Repeat each record below exactly as given.

---------------

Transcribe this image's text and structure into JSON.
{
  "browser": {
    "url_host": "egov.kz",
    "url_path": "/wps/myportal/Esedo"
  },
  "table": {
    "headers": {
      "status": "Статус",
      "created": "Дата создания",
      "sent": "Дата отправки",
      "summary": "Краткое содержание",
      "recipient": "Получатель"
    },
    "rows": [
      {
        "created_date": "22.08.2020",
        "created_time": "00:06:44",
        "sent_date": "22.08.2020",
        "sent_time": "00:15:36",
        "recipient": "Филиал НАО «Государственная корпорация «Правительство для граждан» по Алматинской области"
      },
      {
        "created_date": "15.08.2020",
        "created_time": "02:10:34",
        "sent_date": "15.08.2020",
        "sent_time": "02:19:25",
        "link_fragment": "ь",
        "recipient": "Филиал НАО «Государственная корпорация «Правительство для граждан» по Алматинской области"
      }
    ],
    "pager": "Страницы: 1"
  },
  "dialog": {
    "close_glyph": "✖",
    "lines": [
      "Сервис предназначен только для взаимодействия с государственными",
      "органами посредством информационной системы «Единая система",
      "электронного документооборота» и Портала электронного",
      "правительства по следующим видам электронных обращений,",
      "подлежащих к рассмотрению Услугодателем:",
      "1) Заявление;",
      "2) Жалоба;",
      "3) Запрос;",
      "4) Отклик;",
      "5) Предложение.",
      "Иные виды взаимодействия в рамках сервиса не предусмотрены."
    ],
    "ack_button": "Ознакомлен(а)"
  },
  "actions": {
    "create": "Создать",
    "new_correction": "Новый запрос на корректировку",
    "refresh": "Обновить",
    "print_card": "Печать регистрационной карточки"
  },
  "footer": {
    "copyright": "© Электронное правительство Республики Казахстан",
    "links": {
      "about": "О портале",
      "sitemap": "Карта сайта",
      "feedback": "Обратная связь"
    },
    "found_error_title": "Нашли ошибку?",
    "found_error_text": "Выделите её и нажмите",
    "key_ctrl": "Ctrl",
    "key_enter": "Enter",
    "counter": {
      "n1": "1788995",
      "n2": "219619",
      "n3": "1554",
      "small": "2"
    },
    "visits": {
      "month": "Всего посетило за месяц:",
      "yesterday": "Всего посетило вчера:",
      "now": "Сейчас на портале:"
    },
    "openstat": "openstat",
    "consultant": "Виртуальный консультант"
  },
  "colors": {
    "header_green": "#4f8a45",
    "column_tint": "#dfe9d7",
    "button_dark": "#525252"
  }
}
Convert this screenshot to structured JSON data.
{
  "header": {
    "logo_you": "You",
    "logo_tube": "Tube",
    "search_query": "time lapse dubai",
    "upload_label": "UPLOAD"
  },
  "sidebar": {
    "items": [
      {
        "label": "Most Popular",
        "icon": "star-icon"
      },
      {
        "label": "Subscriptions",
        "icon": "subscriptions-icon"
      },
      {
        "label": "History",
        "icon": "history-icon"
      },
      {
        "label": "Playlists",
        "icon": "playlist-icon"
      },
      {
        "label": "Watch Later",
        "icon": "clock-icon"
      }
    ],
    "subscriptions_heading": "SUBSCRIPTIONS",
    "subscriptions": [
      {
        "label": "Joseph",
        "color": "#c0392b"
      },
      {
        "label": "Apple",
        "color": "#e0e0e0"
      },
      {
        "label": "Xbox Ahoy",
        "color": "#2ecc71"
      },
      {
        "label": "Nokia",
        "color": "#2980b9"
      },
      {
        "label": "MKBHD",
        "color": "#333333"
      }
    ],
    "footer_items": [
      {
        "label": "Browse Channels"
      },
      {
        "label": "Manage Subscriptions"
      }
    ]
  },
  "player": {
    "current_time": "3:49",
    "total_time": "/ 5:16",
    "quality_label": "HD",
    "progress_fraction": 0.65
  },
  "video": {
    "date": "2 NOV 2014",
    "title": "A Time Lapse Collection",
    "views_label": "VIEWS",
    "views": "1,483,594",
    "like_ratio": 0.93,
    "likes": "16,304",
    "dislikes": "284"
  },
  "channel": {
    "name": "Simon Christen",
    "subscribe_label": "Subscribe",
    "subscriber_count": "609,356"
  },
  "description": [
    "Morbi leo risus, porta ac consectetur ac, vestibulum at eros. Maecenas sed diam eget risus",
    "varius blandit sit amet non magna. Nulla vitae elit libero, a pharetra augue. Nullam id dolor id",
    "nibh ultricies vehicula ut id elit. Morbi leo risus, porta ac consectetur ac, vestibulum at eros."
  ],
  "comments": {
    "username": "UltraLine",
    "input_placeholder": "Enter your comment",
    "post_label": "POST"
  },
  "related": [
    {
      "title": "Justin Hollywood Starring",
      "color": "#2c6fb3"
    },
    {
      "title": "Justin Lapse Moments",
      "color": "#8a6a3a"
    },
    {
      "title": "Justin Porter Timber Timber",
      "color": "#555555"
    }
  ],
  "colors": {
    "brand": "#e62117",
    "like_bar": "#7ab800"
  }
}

---------------

◆ **Output of the exercise**:
Transcribe this image's text and structure into JSON.
{
  "browser": {
    "url_host": "egov.kz",
    "url_path": "/wps/myportal/Esedo"
  },
  "table": {
    "headers": {
      "status": "Статус",
      "created": "Дата создания",
      "sent": "Дата отправки",
      "summary": "Краткое содержание",
      "recipient": "Получатель"
    },
    "rows": [
      {
        "created_date": "22.08.2020",
        "created_time": "00:06:44",
        "sent_date": "22.08.2020",
        "sent_time": "00:15:36",
        "recipient": "Филиал НАО «Государственная корпорация «Правительство для граждан» по Алматинской области"
      },
      {
        "created_date": "15.08.2020",
        "created_time": "02:10:34",
        "sent_date": "15.08.2020",
        "sent_time": "02:19:25",
        "link_fragment": "ь",
        "recipient": "Филиал НАО «Государственная корпорация «Правительство для граждан» по Алматинской области"
      }
    ],
    "pager": "Страницы: 1"
  },
  "dialog": {
    "close_glyph": "✖",
    "lines": [
      "Сервис предназначен только для взаимодействия с государственными",
      "органами посредством информационной системы «Единая система",
      "электронного документооборота» и Портала электронного",
      "правительства по следующим видам электронных обращений,",
      "подлежащих к рассмотрению Услугодателем:",
      "1) Заявление;",
      "2) Жалоба;",
      "3) Запрос;",
      "4) Отклик;",
      "5) Предложение.",
      "Иные виды взаимодействия в рамках сервиса не предусмотрены."
    ],
    "ack_button": "Ознакомлен(а)"
  },
  "actions": {
    "create": "Создать",
    "new_correction": "Новый запрос на корректировку",
    "refresh": "Обновить",
    "print_card": "Печать регистрационной карточки"
  },
  "footer": {
    "copyright": "© Электронное правительство Республики Казахстан",
    "links": {
      "about": "О портале",
      "sitemap": "Карта сайта",
      "feedback": "Обратная связь"
    },
    "found_error_title": "Нашли ошибку?",
    "found_error_text": "Выделите её и нажмите",
    "key_ctrl": "Ctrl",
    "key_enter": "Enter",
    "counter": {
      "n1": "1788995",
      "n2": "219619",
      "n3": "1554",
      "small": "2"
    },
    "visits": {
      "month": "Всего посетило за месяц:",
      "yesterday": "Всего посетило вчера:",
      "now": "Сейчас на портале:"
    },
    "openstat": "openstat",
    "consultant": "Виртуальный консультант"
  },
  "colors": {
    "header_green": "#4f8a45",
    "column_tint": "#dfe9d7",
    "button_dark": "#525252"
  }
}
Convert this screenshot to structured JSON data.
{
  "header": {
    "logo_you": "You",
    "logo_tube": "Tube",
    "search_query": "time lapse dubai",
    "upload_label": "UPLOAD"
  },
  "sidebar": {
    "items": [
      {
        "label": "Most Popular",
        "icon": "star-icon"
      },
      {
        "label": "Subscriptions",
        "icon": "subscriptions-icon"
      },
      {
        "label": "History",
        "icon": "history-icon"
      },
      {
        "label": "Playlists",
        "icon": "playlist-icon"
      },
      {
        "label": "Watch Later",
        "icon": "clock-icon"
      }
    ],
    "subscriptions_heading": "SUBSCRIPTIONS",
    "subscriptions": [
      {
        "label": "Joseph",
        "color": "#c0392b"
      },
      {
        "label": "Apple",
        "color": "#e0e0e0"
      },
      {
        "label": "Xbox Ahoy",
        "color": "#2ecc71"
      },
      {
        "label": "Nokia",
        "color": "#2980b9"
      },
      {
        "label": "MKBHD",
        "color": "#333333"
      }
    ],
    "footer_items": [
      {
        "label": "Browse Channels"
      },
      {
        "label": "Manage Subscriptions"
      }
    ]
  },
  "player": {
    "current_time": "3:49",
    "total_time": "/ 5:16",
    "quality_label": "HD",
    "progress_fraction": 0.65
  },
  "video": {
    "date": "2 NOV 2014",
    "title": "A Time Lapse Collection",
    "views_label": "VIEWS",
    "views": "1,483,594",
    "like_ratio": 0.93,
    "likes": "16,304",
    "dislikes": "284"
  },
  "channel": {
    "name": "Simon Christen",
    "subscribe_label": "Subscribe",
    "subscriber_count": "609,356"
  },
  "description": [
    "Morbi leo risus, porta ac consectetur ac, vestibulum at eros. Maecenas sed diam eget risus",
    "varius blandit sit amet non magna. Nulla vitae elit libero, a pharetra augue. Nullam id dolor id",
    "nibh ultricies vehicula ut id elit. Morbi leo risus, porta ac consectetur ac, vestibulum at eros."
  ],
  "comments": {
    "username": "UltraLine",
    "input_placeholder": "Enter your comment",
    "post_label": "POST"
  },
  "related": [
    {
      "title": "Justin Hollywood Starring",
      "color": "#2c6fb3"
    },
    {
      "title": "Justin Lapse Moments",
      "color": "#8a6a3a"
    },
    {
      "title": "Justin Porter Timber Timber",
      "color": "#555555"
    }
  ],
  "colors": {
    "brand": "#e62117",
    "like_bar": "#7ab800"
  }
}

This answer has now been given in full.